### EXERCISE TASK
Set down precisely the lines from the line with "Read all visible content and emit it as JSON." through the end of the material, inclusive, and no pictures.

--- START ---

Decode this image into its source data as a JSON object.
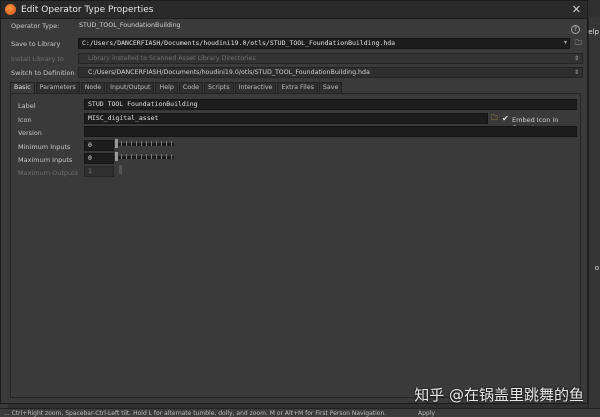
{
  "window": {
    "title": "Edit Operator Type Properties",
    "close_icon": "close-icon"
  },
  "header": {
    "operator_type_label": "Operator Type:",
    "operator_type_value": "STUD_TOOL_FoundationBuilding",
    "help_icon": "?"
  },
  "save_to_library": {
    "label": "Save to Library",
    "value": "C:/Users/DANCERFIASH/Documents/houdini19.0/otls/STUD_TOOL_FoundationBuilding.hda"
  },
  "install_library": {
    "label": "Install Library to",
    "value": "Library installed to Scanned Asset Library Directories"
  },
  "switch_to_definition": {
    "label": "Switch to Definition",
    "value": "C:/Users/DANCERFIASH/Documents/houdini19.0/otls/STUD_TOOL_FoundationBuilding.hda"
  },
  "tabs": [
    "Basic",
    "Parameters",
    "Node",
    "Input/Output",
    "Help",
    "Code",
    "Scripts",
    "Interactive",
    "Extra Files",
    "Save"
  ],
  "basic": {
    "label_label": "Label",
    "label_value": "STUD TOOL FoundationBuilding",
    "icon_label": "Icon",
    "icon_value": "MISC_digital_asset",
    "embed_icon_label": "Embed Icon in Operator",
    "embed_icon_checked": true,
    "version_label": "Version",
    "version_value": "",
    "min_inputs_label": "Minimum Inputs",
    "min_inputs_value": "0",
    "max_inputs_label": "Maximum Inputs",
    "max_inputs_value": "0",
    "max_outputs_label": "Maximum Outputs",
    "max_outputs_value": "1"
  },
  "background": {
    "hint": "... Ctrl+Right zoom, Spacebar-Ctrl-Left tilt. Hold L for alternate tumble, dolly, and zoom.     M or Alt+M for First Person Navigation.",
    "apply": "Apply",
    "right_label_1": "elp",
    "right_label_2": "o"
  },
  "watermark": "知乎 @在锅盖里跳舞的鱼"
}
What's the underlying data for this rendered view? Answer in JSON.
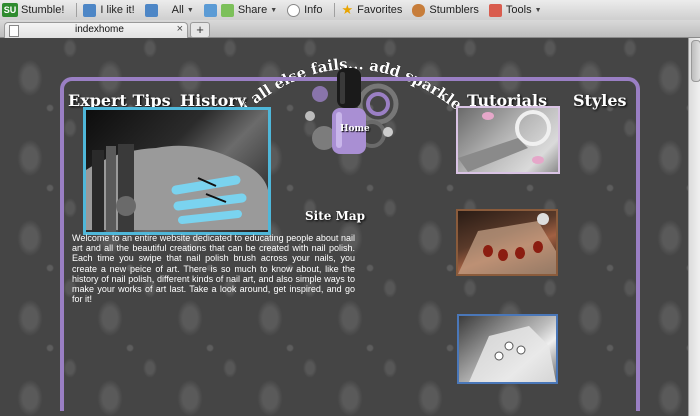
{
  "toolbar": {
    "logo": "SU",
    "stumble": "Stumble!",
    "like": "I like it!",
    "topic": "All",
    "share": "Share",
    "info": "Info",
    "favorites": "Favorites",
    "stumblers": "Stumblers",
    "tools": "Tools"
  },
  "tabs": [
    {
      "label": "indexhome"
    }
  ],
  "site": {
    "tagline": "If all else fails... add sparkles",
    "nav": {
      "expert_tips": "Expert Tips",
      "history": "History",
      "tutorials": "Tutorials",
      "styles": "Styles"
    },
    "home_label": "Home",
    "sitemap": "Site Map",
    "intro": "Welcome to an entire website dedicated to educating people about nail art and all the beautiful creations that can be created with nail polish. Each time you swipe that nail polish brush across your nails, you create a new peice of art. There is so much to know about, like the history of nail polish, different kinds of nail art, and also simple ways to make your works of art last. Take a look around, get inspired, and go for it!"
  },
  "colors": {
    "frame": "#9a7fc4",
    "polish": "#a98fd3",
    "main_photo_border": "#4fb7d9",
    "thumb1_border": "#d9c3e4",
    "thumb2_border": "#8a5b3b",
    "thumb3_border": "#4a77b8"
  },
  "icons": {
    "stumble": "stumbleupon-logo-icon",
    "like": "thumbs-up-icon",
    "share": "share-tag-icon",
    "info": "speech-bubble-icon",
    "favorites": "star-icon",
    "stumblers": "people-icon",
    "tools": "toolbox-icon"
  }
}
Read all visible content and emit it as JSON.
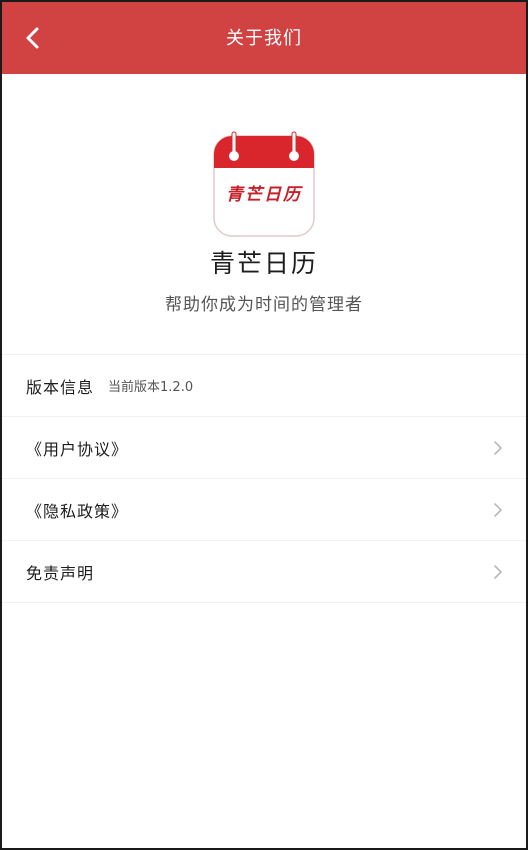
{
  "header": {
    "title": "关于我们",
    "back_icon": "chevron-left-icon",
    "background_color": "#d14343"
  },
  "app": {
    "logo_icon": "calendar-icon",
    "logo_text": "青芒日历",
    "name": "青芒日历",
    "slogan": "帮助你成为时间的管理者"
  },
  "list": {
    "version": {
      "label": "版本信息",
      "value": "当前版本1.2.0"
    },
    "user_agreement": {
      "label": "《用户协议》",
      "icon": "chevron-right-icon"
    },
    "privacy_policy": {
      "label": "《隐私政策》",
      "icon": "chevron-right-icon"
    },
    "disclaimer": {
      "label": "免责声明",
      "icon": "chevron-right-icon"
    }
  }
}
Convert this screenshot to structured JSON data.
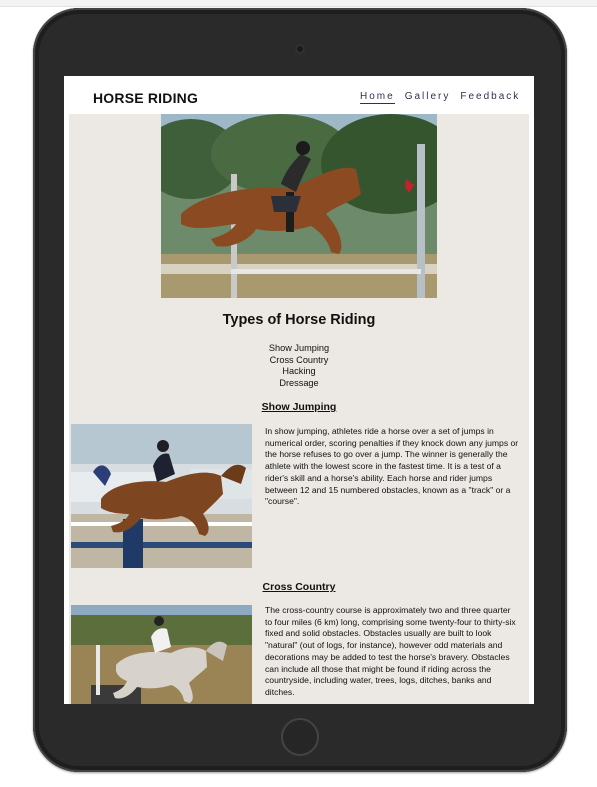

--- END ---

### RIGHT ANSWER
Read all visible content and emit it as JSON.
{
  "header": {
    "title": "关于我们",
    "back_icon": "chevron-left-icon",
    "background_color": "#d14343"
  },
  "app": {
    "logo_icon": "calendar-icon",
    "logo_text": "青芒日历",
    "name": "青芒日历",
    "slogan": "帮助你成为时间的管理者"
  },
  "list": {
    "version": {
      "label": "版本信息",
      "value": "当前版本1.2.0"
    },
    "user_agreement": {
      "label": "《用户协议》",
      "icon": "chevron-right-icon"
    },
    "privacy_policy": {
      "label": "《隐私政策》",
      "icon": "chevron-right-icon"
    },
    "disclaimer": {
      "label": "免责声明",
      "icon": "chevron-right-icon"
    }
  }
}
Convert this screenshot to structured JSON data.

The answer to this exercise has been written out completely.